◆ **Task**:
Answer these questions about the review methods passage below:
1. What methodology was the review conducted in accordance with?
2. What limits were applied to the searches?
3. What were the synthesized study findings assigned?

◆ **Given passage**:
This review was conducted in accordance with the JBI methodology for systematic reviews of qualitative evidence. A literature search included CINAHL (EBSCOhost), CINAHL Plus (EBSCOhost), MEDLINE (EBSCOhost), APA PsycINFO (EBSCOhost), Social Services Abstracts (ProQuest), ERIC (EBSCOhost), and Embase. Gray literature sources included ProQuest Dissertations and Theses, Google Scholar, Google, OpenGrey, other online resources (government and organizational websites), and reference lists of retrieved records. No language, date, or country limits were applied to the searches. Retrieved records from the academic databases, gray literature, and reference lists of retrieved records were screened, with potentially relevant records examined in full against the inclusion criteria. Eligible studies were critically appraised for methodological quality, and those included in this review were subjected to data extraction of descriptive details and study findings relevant to the review question. Study findings were synthesized and assigned confidence scores. All reviewers agreed upon the categories and finalized synthesized findings.

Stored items
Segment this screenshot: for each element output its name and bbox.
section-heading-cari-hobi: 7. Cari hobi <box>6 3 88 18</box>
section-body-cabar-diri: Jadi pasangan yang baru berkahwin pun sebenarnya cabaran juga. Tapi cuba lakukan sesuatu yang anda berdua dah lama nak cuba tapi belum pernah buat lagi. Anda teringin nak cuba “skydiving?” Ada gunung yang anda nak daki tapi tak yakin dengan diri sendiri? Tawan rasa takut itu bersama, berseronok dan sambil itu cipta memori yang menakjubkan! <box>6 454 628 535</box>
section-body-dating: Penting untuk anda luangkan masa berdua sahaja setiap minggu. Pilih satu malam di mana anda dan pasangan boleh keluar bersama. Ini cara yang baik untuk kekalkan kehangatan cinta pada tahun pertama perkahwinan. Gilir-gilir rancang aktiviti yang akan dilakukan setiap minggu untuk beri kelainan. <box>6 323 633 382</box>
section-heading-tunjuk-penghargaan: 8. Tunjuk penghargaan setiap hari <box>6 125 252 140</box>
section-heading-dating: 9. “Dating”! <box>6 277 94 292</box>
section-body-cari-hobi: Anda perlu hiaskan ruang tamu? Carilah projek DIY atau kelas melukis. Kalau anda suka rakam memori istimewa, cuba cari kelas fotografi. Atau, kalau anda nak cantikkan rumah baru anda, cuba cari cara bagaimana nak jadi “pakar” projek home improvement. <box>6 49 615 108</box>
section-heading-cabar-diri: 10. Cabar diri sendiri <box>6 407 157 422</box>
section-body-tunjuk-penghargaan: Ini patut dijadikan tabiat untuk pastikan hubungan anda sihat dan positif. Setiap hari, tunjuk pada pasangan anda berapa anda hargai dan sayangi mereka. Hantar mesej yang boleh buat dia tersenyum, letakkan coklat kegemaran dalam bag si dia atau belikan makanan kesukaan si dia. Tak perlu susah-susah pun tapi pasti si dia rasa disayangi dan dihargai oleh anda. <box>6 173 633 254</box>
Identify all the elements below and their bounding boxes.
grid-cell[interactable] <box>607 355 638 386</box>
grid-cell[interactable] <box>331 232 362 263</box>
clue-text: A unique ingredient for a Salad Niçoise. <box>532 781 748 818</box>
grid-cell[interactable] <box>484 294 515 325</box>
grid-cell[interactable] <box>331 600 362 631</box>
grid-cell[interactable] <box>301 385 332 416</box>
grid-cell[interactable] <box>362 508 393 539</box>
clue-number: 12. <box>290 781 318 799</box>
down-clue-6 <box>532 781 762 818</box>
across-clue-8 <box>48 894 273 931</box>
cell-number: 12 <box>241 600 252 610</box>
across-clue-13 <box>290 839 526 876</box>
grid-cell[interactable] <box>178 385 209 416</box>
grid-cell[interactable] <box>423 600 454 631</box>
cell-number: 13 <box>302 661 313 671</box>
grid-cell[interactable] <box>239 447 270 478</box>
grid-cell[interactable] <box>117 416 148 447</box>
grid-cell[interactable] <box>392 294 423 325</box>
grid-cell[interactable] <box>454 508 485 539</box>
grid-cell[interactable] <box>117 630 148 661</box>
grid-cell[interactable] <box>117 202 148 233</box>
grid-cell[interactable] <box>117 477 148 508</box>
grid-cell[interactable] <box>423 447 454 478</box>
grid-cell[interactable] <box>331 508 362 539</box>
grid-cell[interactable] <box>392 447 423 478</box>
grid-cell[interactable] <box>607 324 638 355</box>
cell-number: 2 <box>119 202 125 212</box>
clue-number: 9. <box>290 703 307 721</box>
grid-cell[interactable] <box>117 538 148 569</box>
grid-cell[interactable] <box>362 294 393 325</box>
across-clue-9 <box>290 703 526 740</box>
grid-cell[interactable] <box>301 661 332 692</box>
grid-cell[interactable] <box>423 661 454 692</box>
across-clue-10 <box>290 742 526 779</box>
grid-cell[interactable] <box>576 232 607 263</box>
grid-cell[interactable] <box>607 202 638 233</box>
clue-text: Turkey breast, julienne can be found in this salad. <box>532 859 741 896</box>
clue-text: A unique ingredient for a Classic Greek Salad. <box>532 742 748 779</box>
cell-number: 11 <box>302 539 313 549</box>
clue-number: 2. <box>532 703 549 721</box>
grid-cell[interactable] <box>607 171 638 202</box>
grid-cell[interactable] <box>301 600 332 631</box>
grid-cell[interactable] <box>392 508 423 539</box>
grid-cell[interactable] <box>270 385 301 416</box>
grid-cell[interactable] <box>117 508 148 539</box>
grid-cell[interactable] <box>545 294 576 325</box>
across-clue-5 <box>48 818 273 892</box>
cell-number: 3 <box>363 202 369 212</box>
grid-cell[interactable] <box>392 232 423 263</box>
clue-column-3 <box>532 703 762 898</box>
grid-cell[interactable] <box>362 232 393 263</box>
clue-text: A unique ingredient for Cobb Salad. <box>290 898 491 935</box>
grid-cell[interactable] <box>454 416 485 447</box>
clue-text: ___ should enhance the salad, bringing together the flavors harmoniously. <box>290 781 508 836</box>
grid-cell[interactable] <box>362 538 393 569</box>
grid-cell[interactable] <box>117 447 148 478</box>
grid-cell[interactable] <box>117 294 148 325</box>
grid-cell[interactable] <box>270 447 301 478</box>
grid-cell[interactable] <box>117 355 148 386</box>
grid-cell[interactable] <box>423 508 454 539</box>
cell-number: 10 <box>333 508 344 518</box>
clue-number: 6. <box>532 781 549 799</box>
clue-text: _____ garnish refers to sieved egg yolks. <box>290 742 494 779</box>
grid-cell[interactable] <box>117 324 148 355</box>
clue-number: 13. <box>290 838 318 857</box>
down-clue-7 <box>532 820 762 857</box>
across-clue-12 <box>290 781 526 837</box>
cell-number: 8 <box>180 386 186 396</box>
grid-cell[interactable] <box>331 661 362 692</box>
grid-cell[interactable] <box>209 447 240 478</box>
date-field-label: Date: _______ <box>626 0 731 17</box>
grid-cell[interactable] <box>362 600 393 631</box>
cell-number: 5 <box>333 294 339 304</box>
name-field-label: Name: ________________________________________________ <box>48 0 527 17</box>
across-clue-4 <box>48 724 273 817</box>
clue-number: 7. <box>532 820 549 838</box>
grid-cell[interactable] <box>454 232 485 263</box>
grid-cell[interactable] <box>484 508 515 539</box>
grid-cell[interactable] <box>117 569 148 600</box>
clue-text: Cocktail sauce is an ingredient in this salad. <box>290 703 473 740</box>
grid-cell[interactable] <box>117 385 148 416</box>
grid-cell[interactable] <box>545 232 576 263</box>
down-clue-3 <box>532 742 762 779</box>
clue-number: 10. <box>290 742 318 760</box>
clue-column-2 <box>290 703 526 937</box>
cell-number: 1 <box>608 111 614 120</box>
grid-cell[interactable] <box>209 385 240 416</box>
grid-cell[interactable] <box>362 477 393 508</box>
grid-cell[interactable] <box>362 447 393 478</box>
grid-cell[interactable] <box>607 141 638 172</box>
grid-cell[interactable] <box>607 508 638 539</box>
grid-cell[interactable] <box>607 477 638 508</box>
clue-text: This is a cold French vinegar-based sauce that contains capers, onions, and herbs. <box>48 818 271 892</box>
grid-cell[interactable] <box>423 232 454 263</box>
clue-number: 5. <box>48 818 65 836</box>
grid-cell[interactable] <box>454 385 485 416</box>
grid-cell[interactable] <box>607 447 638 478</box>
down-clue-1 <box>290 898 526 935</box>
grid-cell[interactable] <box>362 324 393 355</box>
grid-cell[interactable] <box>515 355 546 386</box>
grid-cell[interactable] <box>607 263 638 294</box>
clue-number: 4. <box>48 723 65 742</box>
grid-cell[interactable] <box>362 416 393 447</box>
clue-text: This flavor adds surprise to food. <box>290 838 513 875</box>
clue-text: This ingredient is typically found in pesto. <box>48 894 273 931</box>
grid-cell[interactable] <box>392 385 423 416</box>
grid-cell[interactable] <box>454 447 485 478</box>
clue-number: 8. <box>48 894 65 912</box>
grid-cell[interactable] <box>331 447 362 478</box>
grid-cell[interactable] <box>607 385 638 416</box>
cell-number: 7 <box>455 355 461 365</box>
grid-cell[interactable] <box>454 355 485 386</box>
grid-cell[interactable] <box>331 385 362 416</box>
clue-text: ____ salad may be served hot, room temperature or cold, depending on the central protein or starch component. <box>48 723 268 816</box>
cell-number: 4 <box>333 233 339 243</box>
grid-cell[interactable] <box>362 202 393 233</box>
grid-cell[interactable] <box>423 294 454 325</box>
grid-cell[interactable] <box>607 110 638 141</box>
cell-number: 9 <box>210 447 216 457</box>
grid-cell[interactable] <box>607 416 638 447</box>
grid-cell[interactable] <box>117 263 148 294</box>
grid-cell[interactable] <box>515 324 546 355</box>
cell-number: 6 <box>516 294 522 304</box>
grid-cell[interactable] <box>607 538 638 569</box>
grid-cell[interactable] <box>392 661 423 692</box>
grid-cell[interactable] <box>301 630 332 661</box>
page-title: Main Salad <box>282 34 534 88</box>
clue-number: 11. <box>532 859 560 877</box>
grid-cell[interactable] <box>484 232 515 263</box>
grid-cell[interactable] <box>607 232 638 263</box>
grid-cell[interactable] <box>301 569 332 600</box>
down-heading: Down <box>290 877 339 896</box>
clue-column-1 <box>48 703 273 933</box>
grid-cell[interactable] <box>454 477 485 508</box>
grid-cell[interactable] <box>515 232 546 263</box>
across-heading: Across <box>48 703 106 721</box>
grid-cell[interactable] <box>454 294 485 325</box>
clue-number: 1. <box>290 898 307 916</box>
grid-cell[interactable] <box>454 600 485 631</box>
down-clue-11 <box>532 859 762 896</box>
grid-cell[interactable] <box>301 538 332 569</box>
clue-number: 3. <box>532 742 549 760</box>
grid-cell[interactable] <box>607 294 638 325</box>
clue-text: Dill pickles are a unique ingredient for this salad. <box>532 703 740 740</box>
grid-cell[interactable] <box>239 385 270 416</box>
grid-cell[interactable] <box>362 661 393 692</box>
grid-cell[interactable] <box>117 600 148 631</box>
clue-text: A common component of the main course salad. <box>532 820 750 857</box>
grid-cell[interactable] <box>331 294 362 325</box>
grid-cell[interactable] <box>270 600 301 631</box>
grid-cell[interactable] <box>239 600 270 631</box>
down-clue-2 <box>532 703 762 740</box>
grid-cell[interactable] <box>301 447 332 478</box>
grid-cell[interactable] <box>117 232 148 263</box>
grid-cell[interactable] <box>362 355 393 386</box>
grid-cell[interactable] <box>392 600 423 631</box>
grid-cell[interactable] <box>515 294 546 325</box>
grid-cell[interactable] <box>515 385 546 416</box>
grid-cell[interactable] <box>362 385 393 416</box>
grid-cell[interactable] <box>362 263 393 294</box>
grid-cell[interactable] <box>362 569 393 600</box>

◆ **Final answer**:
1. The JBI methodology for systematic reviews of qualitative evidence.
2. None. No language, date, or country limits were applied.
3. Confidence scores.